## WRITTEN PROBLEM
Each entry must be given again exactly; images do not belong in the copy.

## ITEMS
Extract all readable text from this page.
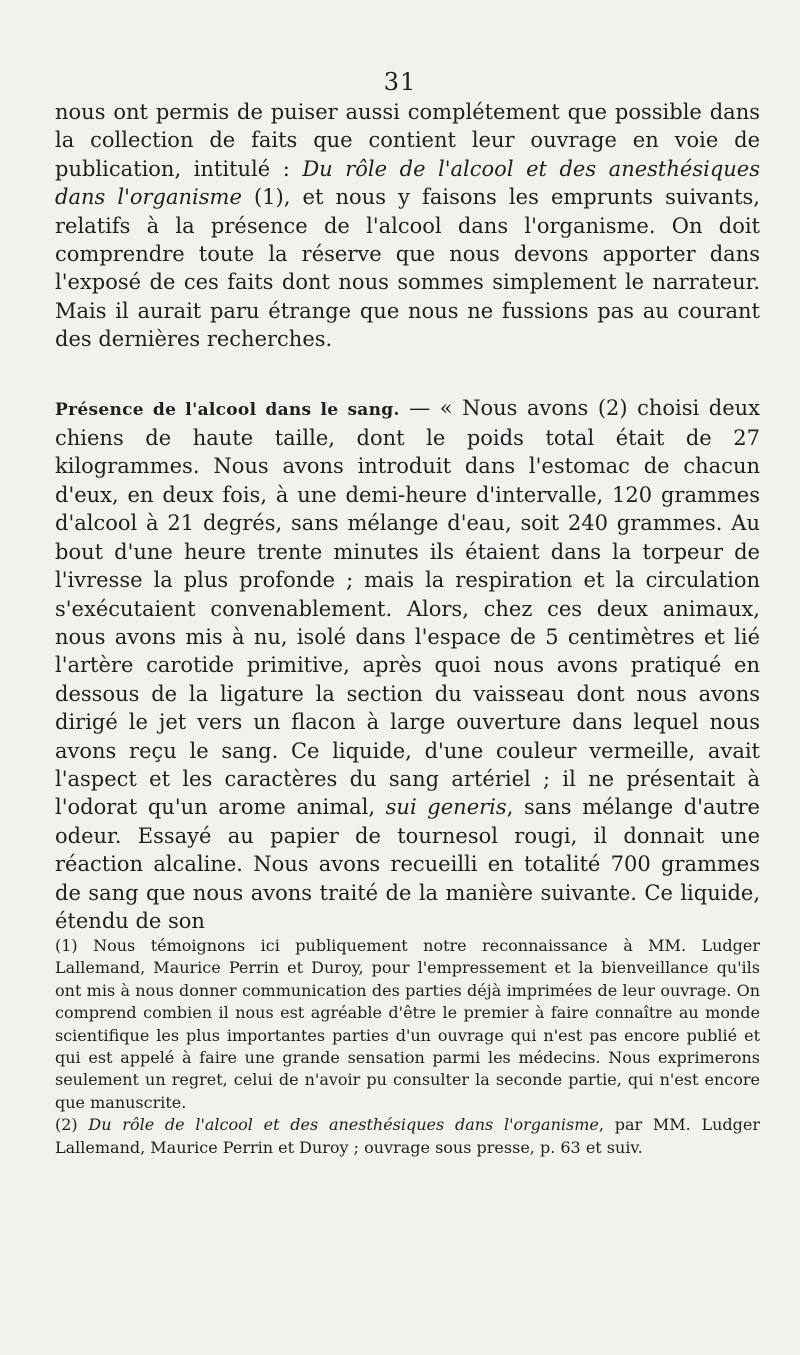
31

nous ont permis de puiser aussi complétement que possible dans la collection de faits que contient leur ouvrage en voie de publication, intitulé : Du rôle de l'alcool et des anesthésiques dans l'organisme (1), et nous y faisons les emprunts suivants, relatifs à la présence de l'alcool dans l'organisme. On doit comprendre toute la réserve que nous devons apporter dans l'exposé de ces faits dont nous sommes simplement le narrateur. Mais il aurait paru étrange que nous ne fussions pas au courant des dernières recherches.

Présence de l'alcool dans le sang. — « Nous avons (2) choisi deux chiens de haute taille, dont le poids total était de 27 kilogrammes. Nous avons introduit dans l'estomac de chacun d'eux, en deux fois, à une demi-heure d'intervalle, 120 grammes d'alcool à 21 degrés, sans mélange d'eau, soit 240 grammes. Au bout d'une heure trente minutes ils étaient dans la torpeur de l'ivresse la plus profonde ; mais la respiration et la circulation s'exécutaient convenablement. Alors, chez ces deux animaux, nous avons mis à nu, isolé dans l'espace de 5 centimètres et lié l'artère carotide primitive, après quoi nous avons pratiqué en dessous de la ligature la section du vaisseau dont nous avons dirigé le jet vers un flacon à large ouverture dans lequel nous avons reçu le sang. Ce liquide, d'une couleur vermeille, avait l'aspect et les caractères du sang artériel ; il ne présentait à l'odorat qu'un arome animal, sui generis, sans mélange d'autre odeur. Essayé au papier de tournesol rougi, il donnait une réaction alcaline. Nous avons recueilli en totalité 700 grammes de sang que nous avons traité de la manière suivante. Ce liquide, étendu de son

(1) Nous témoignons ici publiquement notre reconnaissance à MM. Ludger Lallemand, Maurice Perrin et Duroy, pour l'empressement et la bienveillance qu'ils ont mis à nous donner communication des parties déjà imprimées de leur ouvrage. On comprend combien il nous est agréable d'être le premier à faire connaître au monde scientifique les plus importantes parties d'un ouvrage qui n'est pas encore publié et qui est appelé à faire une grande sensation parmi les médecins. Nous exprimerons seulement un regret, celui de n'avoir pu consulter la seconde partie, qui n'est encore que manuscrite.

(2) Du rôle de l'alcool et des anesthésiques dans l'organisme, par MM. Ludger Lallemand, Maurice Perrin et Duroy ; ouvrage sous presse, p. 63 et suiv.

## SOLUTION
Extract all readable text from this page.
31

nous ont permis de puiser aussi complétement que possible dans la collection de faits que contient leur ouvrage en voie de publication, intitulé : Du rôle de l'alcool et des anesthésiques dans l'organisme (1), et nous y faisons les emprunts suivants, relatifs à la présence de l'alcool dans l'organisme. On doit comprendre toute la réserve que nous devons apporter dans l'exposé de ces faits dont nous sommes simplement le narrateur. Mais il aurait paru étrange que nous ne fussions pas au courant des dernières recherches.

Présence de l'alcool dans le sang. — « Nous avons (2) choisi deux chiens de haute taille, dont le poids total était de 27 kilogrammes. Nous avons introduit dans l'estomac de chacun d'eux, en deux fois, à une demi-heure d'intervalle, 120 grammes d'alcool à 21 degrés, sans mélange d'eau, soit 240 grammes. Au bout d'une heure trente minutes ils étaient dans la torpeur de l'ivresse la plus profonde ; mais la respiration et la circulation s'exécutaient convenablement. Alors, chez ces deux animaux, nous avons mis à nu, isolé dans l'espace de 5 centimètres et lié l'artère carotide primitive, après quoi nous avons pratiqué en dessous de la ligature la section du vaisseau dont nous avons dirigé le jet vers un flacon à large ouverture dans lequel nous avons reçu le sang. Ce liquide, d'une couleur vermeille, avait l'aspect et les caractères du sang artériel ; il ne présentait à l'odorat qu'un arome animal, sui generis, sans mélange d'autre odeur. Essayé au papier de tournesol rougi, il donnait une réaction alcaline. Nous avons recueilli en totalité 700 grammes de sang que nous avons traité de la manière suivante. Ce liquide, étendu de son

(1) Nous témoignons ici publiquement notre reconnaissance à MM. Ludger Lallemand, Maurice Perrin et Duroy, pour l'empressement et la bienveillance qu'ils ont mis à nous donner communication des parties déjà imprimées de leur ouvrage. On comprend combien il nous est agréable d'être le premier à faire connaître au monde scientifique les plus importantes parties d'un ouvrage qui n'est pas encore publié et qui est appelé à faire une grande sensation parmi les médecins. Nous exprimerons seulement un regret, celui de n'avoir pu consulter la seconde partie, qui n'est encore que manuscrite.

(2) Du rôle de l'alcool et des anesthésiques dans l'organisme, par MM. Ludger Lallemand, Maurice Perrin et Duroy ; ouvrage sous presse, p. 63 et suiv.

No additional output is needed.